[Element position data]
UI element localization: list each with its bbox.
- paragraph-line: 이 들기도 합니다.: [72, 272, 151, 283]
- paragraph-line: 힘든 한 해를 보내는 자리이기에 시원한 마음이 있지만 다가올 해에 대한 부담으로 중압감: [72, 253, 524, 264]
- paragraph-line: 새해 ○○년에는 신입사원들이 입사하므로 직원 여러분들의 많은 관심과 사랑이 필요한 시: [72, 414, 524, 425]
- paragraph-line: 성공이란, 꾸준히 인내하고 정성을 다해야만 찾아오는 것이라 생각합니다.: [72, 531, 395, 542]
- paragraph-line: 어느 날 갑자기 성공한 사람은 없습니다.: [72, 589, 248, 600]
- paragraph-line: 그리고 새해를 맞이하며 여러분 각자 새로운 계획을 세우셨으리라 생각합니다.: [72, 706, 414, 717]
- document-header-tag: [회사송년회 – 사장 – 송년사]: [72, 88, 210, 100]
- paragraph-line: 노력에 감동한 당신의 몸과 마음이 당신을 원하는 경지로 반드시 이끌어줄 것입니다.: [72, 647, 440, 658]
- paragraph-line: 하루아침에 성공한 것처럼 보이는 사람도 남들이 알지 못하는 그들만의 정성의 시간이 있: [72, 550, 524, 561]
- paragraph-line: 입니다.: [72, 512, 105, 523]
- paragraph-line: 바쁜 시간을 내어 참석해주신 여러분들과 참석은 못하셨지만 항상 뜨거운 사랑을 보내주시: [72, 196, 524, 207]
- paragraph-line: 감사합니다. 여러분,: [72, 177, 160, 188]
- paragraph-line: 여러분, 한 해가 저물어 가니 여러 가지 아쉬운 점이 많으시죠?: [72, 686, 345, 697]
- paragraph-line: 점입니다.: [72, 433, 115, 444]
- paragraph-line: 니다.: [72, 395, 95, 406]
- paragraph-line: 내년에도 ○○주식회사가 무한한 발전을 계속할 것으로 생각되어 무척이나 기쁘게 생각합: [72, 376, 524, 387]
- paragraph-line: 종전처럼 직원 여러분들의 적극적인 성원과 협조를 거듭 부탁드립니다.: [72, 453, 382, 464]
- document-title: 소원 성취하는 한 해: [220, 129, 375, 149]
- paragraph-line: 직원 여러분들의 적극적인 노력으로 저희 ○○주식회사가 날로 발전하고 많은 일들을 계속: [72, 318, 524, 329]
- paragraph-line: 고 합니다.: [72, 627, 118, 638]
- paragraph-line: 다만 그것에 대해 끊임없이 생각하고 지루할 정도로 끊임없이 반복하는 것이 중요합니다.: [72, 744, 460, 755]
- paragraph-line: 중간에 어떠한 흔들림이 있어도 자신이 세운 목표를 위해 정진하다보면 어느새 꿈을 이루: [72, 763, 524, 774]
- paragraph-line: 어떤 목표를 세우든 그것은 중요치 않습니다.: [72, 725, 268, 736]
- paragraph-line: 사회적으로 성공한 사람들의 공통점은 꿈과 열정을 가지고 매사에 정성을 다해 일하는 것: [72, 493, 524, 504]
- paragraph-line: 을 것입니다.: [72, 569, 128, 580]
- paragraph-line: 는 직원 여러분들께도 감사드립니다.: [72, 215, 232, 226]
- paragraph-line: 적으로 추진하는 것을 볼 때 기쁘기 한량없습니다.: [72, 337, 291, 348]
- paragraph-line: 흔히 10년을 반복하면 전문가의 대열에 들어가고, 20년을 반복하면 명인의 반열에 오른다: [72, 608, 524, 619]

_SHORT PROBLEM_: Return every row above unchanged, line for line.

_EXPECTED OUTPUT_:
UI element localization: list each with its bbox.
- paragraph-line: 이 들기도 합니다.: [72, 272, 151, 283]
- paragraph-line: 힘든 한 해를 보내는 자리이기에 시원한 마음이 있지만 다가올 해에 대한 부담으로 중압감: [72, 253, 524, 264]
- paragraph-line: 새해 ○○년에는 신입사원들이 입사하므로 직원 여러분들의 많은 관심과 사랑이 필요한 시: [72, 414, 524, 425]
- paragraph-line: 성공이란, 꾸준히 인내하고 정성을 다해야만 찾아오는 것이라 생각합니다.: [72, 531, 395, 542]
- paragraph-line: 어느 날 갑자기 성공한 사람은 없습니다.: [72, 589, 248, 600]
- paragraph-line: 그리고 새해를 맞이하며 여러분 각자 새로운 계획을 세우셨으리라 생각합니다.: [72, 706, 414, 717]
- document-header-tag: [회사송년회 – 사장 – 송년사]: [72, 88, 210, 100]
- paragraph-line: 노력에 감동한 당신의 몸과 마음이 당신을 원하는 경지로 반드시 이끌어줄 것입니다.: [72, 647, 440, 658]
- paragraph-line: 하루아침에 성공한 것처럼 보이는 사람도 남들이 알지 못하는 그들만의 정성의 시간이 있: [72, 550, 524, 561]
- paragraph-line: 입니다.: [72, 512, 105, 523]
- paragraph-line: 바쁜 시간을 내어 참석해주신 여러분들과 참석은 못하셨지만 항상 뜨거운 사랑을 보내주시: [72, 196, 524, 207]
- paragraph-line: 감사합니다. 여러분,: [72, 177, 160, 188]
- paragraph-line: 여러분, 한 해가 저물어 가니 여러 가지 아쉬운 점이 많으시죠?: [72, 686, 345, 697]
- paragraph-line: 점입니다.: [72, 433, 115, 444]
- paragraph-line: 니다.: [72, 395, 95, 406]
- paragraph-line: 내년에도 ○○주식회사가 무한한 발전을 계속할 것으로 생각되어 무척이나 기쁘게 생각합: [72, 376, 524, 387]
- paragraph-line: 종전처럼 직원 여러분들의 적극적인 성원과 협조를 거듭 부탁드립니다.: [72, 453, 382, 464]
- document-title: 소원 성취하는 한 해: [220, 129, 375, 149]
- paragraph-line: 직원 여러분들의 적극적인 노력으로 저희 ○○주식회사가 날로 발전하고 많은 일들을 계속: [72, 318, 524, 329]
- paragraph-line: 고 합니다.: [72, 627, 118, 638]
- paragraph-line: 다만 그것에 대해 끊임없이 생각하고 지루할 정도로 끊임없이 반복하는 것이 중요합니다.: [72, 744, 460, 755]
- paragraph-line: 중간에 어떠한 흔들림이 있어도 자신이 세운 목표를 위해 정진하다보면 어느새 꿈을 이루: [72, 763, 524, 774]
- paragraph-line: 어떤 목표를 세우든 그것은 중요치 않습니다.: [72, 725, 268, 736]
- paragraph-line: 사회적으로 성공한 사람들의 공통점은 꿈과 열정을 가지고 매사에 정성을 다해 일하는 것: [72, 493, 524, 504]
- paragraph-line: 을 것입니다.: [72, 569, 128, 580]
- paragraph-line: 는 직원 여러분들께도 감사드립니다.: [72, 215, 232, 226]
- paragraph-line: 적으로 추진하는 것을 볼 때 기쁘기 한량없습니다.: [72, 337, 291, 348]
- paragraph-line: 흔히 10년을 반복하면 전문가의 대열에 들어가고, 20년을 반복하면 명인의 반열에 오른다: [72, 608, 524, 619]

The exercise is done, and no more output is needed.